— THE TASK —
Could you copy, word for word, only the lines from the one containing "Give me a plain-text" through the last line of the records below, both included?

— DATA ENTRIES —
--- START ---

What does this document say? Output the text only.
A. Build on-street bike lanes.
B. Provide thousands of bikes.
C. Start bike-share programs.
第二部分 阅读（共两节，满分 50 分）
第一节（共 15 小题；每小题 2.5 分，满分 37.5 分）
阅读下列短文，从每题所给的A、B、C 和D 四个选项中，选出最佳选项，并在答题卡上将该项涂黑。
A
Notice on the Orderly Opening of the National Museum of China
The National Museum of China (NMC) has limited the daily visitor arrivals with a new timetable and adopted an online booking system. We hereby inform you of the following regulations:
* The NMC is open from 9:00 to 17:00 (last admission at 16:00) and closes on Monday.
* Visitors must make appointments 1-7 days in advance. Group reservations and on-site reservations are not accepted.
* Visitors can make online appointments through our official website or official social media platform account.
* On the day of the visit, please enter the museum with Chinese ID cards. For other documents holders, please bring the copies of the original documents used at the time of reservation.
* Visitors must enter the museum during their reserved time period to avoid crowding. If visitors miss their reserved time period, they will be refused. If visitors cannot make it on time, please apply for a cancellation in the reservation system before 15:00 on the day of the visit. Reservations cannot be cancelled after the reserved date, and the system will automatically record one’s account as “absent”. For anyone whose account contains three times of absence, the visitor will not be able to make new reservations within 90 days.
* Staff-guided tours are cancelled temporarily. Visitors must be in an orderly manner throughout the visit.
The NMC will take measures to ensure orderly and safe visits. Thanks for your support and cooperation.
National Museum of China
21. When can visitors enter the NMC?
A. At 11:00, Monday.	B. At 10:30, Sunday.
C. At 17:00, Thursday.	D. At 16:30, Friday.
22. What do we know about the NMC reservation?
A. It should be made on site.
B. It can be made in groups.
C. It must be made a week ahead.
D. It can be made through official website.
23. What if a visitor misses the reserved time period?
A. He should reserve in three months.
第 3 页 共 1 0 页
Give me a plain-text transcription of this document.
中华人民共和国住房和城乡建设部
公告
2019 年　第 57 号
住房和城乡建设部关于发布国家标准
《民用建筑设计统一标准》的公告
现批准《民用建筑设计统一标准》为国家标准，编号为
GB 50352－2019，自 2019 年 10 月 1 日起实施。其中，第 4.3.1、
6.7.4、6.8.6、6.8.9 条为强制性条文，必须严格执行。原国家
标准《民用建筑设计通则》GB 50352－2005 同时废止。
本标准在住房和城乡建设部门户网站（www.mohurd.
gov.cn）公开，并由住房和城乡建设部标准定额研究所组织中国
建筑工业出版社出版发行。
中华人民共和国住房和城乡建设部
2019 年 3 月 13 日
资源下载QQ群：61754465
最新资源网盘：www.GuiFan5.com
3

--- END ---

— TASK SOLUTION —
Give me a plain-text transcription of this document.
中华人民共和国住房和城乡建设部
公告
2019 年　第 57 号
住房和城乡建设部关于发布国家标准
《民用建筑设计统一标准》的公告
现批准《民用建筑设计统一标准》为国家标准，编号为
GB 50352－2019，自 2019 年 10 月 1 日起实施。其中，第 4.3.1、
6.7.4、6.8.6、6.8.9 条为强制性条文，必须严格执行。原国家
标准《民用建筑设计通则》GB 50352－2005 同时废止。
本标准在住房和城乡建设部门户网站（www.mohurd.
gov.cn）公开，并由住房和城乡建设部标准定额研究所组织中国
建筑工业出版社出版发行。
中华人民共和国住房和城乡建设部
2019 年 3 月 13 日
资源下载QQ群：61754465
最新资源网盘：www.GuiFan5.com
3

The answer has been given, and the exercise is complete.